• **Assigned task**
Wherever the string "image" appears in the records, return the line that holds it.
##### Available records #####
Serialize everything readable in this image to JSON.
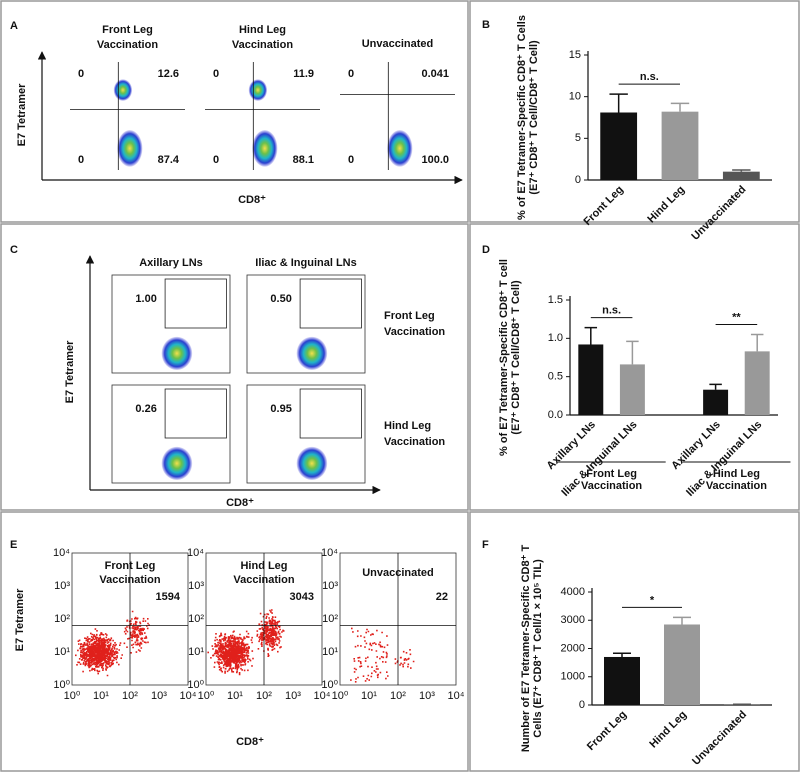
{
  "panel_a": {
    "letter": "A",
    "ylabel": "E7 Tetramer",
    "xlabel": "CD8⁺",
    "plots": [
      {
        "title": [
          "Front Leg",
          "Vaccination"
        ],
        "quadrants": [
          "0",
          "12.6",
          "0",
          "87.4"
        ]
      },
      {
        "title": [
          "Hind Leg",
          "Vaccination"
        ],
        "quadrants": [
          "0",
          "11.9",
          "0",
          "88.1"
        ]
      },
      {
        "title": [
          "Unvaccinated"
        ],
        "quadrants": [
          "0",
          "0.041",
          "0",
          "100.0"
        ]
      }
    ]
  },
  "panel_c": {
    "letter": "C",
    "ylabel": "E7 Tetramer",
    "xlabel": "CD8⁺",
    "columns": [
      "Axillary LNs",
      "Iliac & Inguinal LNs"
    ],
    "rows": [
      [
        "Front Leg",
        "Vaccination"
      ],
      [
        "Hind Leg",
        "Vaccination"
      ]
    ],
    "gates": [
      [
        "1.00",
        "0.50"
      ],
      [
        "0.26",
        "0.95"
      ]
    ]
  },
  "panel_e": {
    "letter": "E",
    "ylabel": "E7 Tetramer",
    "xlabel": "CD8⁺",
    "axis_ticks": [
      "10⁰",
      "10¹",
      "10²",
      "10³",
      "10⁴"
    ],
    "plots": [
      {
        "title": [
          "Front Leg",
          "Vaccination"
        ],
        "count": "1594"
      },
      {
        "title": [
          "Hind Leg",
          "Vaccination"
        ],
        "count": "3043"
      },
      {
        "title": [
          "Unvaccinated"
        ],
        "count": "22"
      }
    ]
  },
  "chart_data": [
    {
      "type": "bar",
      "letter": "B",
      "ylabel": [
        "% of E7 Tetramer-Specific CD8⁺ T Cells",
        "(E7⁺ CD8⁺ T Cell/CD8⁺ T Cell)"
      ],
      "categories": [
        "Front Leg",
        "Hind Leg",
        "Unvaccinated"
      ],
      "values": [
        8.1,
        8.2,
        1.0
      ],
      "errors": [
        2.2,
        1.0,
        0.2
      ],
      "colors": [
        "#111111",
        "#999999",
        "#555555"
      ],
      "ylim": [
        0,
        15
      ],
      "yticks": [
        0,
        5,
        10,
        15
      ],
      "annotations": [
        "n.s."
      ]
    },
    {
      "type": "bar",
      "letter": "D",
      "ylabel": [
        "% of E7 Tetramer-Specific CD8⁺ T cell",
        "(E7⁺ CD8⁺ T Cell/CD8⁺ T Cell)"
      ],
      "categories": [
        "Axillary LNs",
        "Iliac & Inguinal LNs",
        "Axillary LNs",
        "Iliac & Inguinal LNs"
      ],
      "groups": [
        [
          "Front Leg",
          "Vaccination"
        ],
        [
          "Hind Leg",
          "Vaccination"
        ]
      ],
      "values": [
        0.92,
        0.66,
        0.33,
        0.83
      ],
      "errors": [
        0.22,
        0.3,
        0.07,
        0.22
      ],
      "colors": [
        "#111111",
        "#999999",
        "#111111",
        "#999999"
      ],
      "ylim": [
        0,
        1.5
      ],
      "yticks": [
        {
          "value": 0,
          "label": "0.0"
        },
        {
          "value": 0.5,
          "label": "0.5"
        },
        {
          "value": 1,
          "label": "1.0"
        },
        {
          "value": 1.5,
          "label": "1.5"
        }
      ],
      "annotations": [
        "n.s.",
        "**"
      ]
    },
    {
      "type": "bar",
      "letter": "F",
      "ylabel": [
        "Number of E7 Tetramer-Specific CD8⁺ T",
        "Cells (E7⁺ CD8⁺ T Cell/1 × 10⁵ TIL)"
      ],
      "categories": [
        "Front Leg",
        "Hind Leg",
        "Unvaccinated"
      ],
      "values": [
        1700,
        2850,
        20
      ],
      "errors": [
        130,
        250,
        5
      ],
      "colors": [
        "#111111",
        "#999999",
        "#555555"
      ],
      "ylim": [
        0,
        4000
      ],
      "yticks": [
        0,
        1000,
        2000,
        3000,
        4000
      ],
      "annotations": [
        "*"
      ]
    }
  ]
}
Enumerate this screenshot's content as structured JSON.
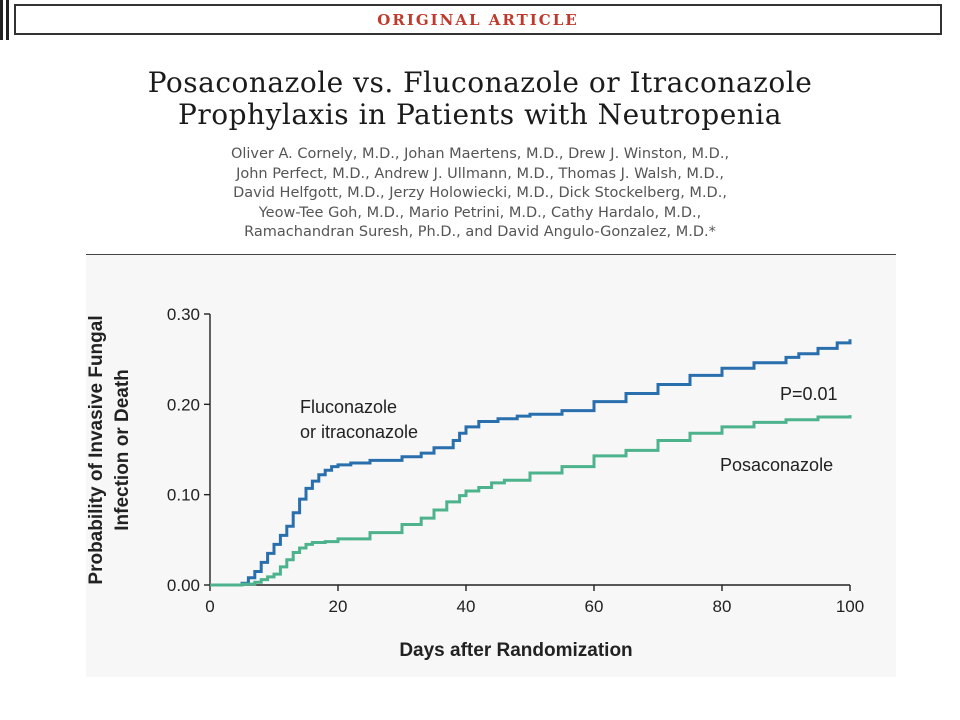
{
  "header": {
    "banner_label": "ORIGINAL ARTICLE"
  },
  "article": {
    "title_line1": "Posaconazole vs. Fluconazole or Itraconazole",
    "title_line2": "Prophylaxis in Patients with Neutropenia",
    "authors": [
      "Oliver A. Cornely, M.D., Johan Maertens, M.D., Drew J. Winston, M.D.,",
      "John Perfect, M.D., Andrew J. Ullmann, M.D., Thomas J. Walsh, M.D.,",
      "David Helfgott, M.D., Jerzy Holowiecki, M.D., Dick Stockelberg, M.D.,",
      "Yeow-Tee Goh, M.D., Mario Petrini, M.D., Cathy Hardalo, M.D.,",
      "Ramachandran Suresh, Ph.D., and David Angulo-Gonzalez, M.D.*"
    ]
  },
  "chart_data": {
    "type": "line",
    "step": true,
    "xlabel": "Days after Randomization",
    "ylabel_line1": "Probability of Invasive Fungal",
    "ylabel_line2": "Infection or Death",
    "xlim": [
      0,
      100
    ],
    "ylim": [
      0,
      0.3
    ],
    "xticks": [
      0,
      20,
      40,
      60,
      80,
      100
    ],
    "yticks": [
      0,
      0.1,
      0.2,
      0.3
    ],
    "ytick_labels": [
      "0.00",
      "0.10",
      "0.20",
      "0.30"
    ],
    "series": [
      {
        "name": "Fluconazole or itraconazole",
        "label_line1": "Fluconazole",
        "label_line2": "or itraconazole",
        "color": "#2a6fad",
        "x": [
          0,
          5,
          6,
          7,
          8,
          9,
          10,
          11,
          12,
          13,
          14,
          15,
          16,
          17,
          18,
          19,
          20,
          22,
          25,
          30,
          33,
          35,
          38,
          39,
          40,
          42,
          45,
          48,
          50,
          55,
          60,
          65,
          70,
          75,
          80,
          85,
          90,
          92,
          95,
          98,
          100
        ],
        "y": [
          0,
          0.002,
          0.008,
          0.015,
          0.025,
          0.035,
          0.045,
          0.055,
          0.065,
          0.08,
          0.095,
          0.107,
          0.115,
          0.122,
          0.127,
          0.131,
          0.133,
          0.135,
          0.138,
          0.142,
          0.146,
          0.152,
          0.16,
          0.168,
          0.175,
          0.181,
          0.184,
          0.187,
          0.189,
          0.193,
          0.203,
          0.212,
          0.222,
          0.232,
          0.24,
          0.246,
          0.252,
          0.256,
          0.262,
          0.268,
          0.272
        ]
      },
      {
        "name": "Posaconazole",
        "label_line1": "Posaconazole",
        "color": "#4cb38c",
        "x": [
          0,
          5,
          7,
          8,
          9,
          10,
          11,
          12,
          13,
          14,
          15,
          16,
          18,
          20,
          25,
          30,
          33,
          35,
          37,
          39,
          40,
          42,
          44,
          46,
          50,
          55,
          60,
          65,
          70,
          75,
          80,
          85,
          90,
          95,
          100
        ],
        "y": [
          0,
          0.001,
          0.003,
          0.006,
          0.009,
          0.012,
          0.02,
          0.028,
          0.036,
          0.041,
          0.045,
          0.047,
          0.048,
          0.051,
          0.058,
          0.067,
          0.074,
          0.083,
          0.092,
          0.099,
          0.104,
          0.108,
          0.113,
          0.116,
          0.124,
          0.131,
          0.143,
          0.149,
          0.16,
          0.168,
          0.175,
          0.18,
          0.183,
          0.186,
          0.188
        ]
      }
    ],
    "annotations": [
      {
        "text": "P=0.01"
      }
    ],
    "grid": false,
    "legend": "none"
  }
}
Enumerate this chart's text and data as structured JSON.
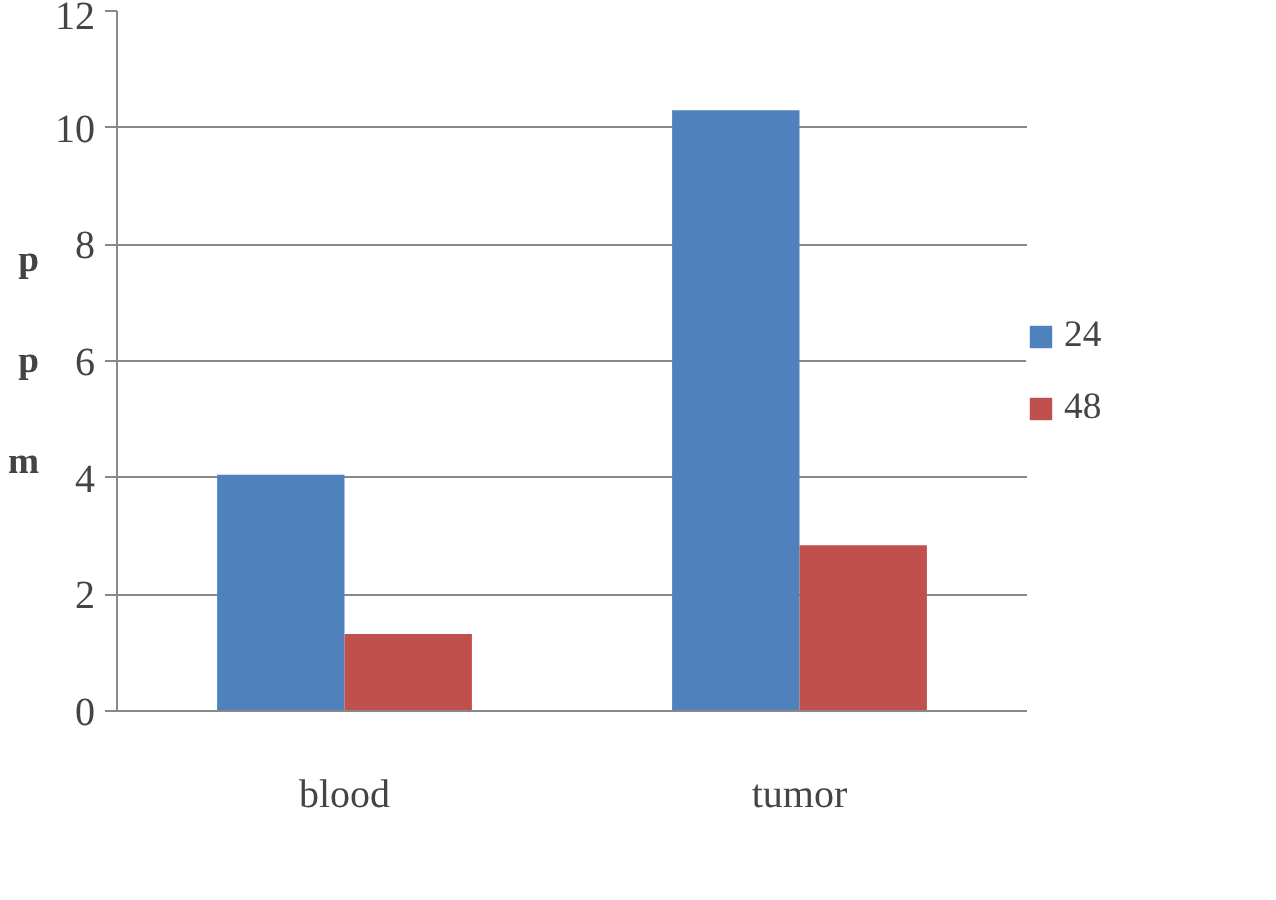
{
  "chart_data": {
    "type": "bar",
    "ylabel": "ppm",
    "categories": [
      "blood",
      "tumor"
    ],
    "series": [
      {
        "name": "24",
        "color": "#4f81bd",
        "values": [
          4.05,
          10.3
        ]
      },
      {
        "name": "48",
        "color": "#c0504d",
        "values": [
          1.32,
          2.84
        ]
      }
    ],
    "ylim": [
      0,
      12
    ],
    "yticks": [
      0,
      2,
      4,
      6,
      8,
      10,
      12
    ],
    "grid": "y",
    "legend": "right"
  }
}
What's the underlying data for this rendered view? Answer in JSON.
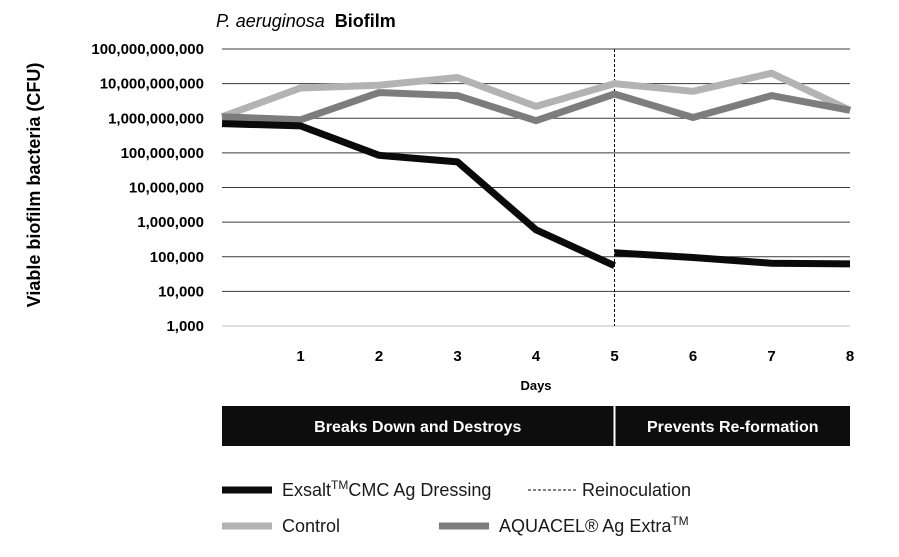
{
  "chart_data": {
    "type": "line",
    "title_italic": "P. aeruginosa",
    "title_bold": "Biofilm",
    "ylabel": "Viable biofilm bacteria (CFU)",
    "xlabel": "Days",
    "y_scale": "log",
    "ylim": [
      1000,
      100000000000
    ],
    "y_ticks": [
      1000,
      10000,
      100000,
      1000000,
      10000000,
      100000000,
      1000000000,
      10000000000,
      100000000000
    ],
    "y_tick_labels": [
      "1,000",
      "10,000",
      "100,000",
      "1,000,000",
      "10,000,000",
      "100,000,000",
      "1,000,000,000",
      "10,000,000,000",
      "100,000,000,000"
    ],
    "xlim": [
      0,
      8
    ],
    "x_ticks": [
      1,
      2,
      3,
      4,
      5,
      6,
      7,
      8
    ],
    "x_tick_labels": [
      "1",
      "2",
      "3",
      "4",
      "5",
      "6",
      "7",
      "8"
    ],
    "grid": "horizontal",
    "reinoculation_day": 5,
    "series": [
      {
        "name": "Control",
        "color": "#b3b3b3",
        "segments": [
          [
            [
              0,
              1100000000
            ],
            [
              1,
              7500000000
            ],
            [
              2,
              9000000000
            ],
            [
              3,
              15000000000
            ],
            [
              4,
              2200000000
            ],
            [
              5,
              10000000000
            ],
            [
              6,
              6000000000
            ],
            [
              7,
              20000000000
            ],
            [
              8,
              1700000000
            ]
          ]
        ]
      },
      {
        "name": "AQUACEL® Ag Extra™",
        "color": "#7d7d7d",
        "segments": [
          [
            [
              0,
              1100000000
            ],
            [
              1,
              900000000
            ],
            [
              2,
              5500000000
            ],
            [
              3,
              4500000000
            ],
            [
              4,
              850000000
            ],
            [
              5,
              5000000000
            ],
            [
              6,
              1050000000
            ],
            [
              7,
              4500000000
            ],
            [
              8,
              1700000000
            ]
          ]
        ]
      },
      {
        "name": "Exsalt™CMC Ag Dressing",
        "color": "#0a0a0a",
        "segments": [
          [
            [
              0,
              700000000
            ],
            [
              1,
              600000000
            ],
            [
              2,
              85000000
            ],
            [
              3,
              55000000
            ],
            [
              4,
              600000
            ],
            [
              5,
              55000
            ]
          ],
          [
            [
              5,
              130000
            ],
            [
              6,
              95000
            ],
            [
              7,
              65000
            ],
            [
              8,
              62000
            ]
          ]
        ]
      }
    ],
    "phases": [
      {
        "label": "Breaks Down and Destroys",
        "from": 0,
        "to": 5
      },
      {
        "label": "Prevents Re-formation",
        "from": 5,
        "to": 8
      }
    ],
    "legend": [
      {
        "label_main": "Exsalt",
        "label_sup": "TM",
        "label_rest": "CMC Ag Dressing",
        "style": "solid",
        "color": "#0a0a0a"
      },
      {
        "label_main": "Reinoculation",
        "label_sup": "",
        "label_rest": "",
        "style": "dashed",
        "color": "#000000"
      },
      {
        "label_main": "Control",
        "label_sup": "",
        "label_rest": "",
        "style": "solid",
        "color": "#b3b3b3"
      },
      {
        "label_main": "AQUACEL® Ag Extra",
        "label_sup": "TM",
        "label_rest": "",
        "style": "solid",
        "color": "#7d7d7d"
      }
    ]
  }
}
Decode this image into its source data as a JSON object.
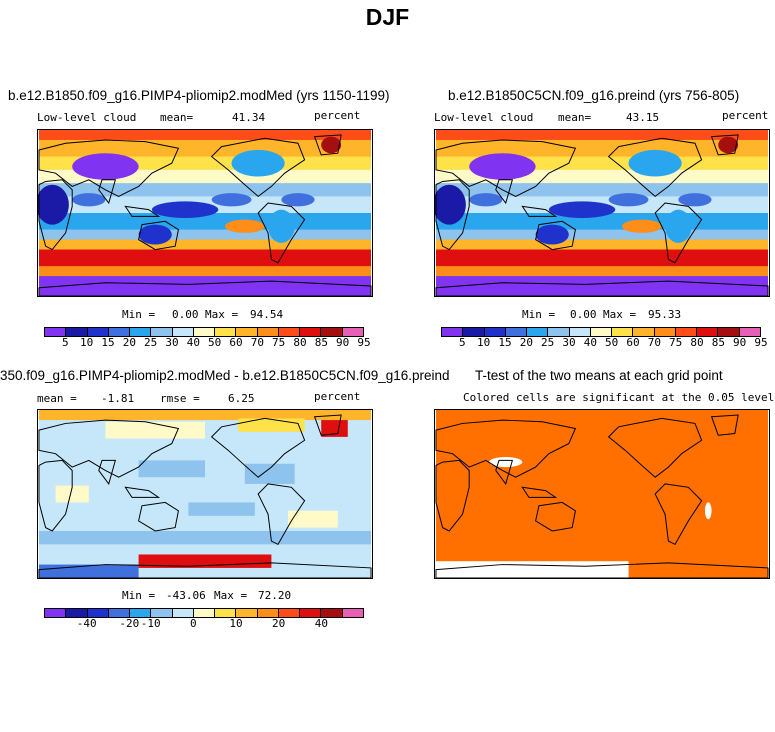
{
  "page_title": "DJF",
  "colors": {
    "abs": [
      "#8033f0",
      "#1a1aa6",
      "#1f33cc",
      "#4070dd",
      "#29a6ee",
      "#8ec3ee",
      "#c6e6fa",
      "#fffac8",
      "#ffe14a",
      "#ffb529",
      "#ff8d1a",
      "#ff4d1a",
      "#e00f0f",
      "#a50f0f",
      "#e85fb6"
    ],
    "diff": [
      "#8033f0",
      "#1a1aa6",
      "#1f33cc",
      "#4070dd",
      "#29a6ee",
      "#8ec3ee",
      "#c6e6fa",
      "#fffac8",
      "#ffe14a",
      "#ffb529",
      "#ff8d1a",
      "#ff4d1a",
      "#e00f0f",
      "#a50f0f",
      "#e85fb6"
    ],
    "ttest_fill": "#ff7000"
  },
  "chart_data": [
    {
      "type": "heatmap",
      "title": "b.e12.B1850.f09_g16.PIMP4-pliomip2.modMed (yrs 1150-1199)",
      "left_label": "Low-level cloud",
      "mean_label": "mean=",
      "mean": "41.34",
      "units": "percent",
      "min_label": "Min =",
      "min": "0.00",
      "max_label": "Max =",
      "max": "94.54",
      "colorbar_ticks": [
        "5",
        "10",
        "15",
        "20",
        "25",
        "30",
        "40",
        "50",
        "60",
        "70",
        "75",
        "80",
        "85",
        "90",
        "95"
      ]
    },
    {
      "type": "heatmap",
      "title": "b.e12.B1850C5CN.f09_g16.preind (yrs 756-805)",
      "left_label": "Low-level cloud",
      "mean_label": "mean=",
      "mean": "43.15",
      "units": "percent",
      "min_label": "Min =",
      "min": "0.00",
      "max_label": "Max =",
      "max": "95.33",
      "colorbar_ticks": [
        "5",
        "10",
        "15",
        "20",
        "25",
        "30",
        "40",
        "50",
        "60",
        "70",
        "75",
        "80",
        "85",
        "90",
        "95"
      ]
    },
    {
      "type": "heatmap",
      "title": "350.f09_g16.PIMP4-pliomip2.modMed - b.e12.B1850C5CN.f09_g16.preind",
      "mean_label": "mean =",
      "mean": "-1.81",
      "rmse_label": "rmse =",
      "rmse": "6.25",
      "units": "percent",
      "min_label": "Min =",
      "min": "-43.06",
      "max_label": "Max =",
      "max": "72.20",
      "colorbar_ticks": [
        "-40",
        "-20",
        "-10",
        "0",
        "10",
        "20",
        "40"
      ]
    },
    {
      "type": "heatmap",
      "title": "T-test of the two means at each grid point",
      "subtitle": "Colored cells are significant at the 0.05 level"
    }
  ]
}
#####
• **Response box**
Serialize everything readable in this image to JSON.
Decode this image into its source data as a JSON object.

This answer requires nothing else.